** start of Dataset excerpts **

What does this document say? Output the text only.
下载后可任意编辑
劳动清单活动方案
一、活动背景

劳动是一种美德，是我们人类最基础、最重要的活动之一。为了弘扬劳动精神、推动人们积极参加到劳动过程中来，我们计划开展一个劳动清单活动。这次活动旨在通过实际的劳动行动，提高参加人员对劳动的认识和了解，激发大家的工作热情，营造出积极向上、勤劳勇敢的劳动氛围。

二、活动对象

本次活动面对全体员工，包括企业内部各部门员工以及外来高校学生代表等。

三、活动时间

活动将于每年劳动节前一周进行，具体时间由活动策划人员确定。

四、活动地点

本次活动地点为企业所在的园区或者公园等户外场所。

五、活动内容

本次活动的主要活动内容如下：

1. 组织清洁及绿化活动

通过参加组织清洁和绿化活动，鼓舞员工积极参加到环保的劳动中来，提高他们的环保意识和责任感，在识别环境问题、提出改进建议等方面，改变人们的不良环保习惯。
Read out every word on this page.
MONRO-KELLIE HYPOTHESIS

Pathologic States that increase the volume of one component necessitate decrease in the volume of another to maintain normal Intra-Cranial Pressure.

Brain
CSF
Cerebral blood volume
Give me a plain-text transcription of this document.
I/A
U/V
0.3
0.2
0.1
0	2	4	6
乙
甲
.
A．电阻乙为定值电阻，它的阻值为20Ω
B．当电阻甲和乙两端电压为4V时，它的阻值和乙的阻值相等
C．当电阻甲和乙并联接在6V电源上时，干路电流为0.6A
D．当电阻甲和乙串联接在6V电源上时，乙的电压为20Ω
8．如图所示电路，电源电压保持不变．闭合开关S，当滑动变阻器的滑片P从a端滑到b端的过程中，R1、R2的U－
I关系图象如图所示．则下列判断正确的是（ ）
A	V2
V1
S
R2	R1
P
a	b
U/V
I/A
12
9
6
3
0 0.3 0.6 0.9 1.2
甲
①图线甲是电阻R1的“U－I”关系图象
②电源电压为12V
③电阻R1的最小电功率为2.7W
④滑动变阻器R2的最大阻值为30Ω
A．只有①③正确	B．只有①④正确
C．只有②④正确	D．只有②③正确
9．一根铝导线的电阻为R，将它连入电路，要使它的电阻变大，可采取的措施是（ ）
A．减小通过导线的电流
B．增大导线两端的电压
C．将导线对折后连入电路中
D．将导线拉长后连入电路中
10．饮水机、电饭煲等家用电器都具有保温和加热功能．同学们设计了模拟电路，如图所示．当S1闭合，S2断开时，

** end of Dataset excerpts **

The task: Find the line containing "Give me a plain-text", then output it and every line after it to the end of the data, exactly.

Solution for this task:
Give me a plain-text transcription of this document.
I/A
U/V
0.3
0.2
0.1
0	2	4	6
乙
甲
.
A．电阻乙为定值电阻，它的阻值为20Ω
B．当电阻甲和乙两端电压为4V时，它的阻值和乙的阻值相等
C．当电阻甲和乙并联接在6V电源上时，干路电流为0.6A
D．当电阻甲和乙串联接在6V电源上时，乙的电压为20Ω
8．如图所示电路，电源电压保持不变．闭合开关S，当滑动变阻器的滑片P从a端滑到b端的过程中，R1、R2的U－
I关系图象如图所示．则下列判断正确的是（ ）
A	V2
V1
S
R2	R1
P
a	b
U/V
I/A
12
9
6
3
0 0.3 0.6 0.9 1.2
甲
①图线甲是电阻R1的“U－I”关系图象
②电源电压为12V
③电阻R1的最小电功率为2.7W
④滑动变阻器R2的最大阻值为30Ω
A．只有①③正确	B．只有①④正确
C．只有②④正确	D．只有②③正确
9．一根铝导线的电阻为R，将它连入电路，要使它的电阻变大，可采取的措施是（ ）
A．减小通过导线的电流
B．增大导线两端的电压
C．将导线对折后连入电路中
D．将导线拉长后连入电路中
10．饮水机、电饭煲等家用电器都具有保温和加热功能．同学们设计了模拟电路，如图所示．当S1闭合，S2断开时，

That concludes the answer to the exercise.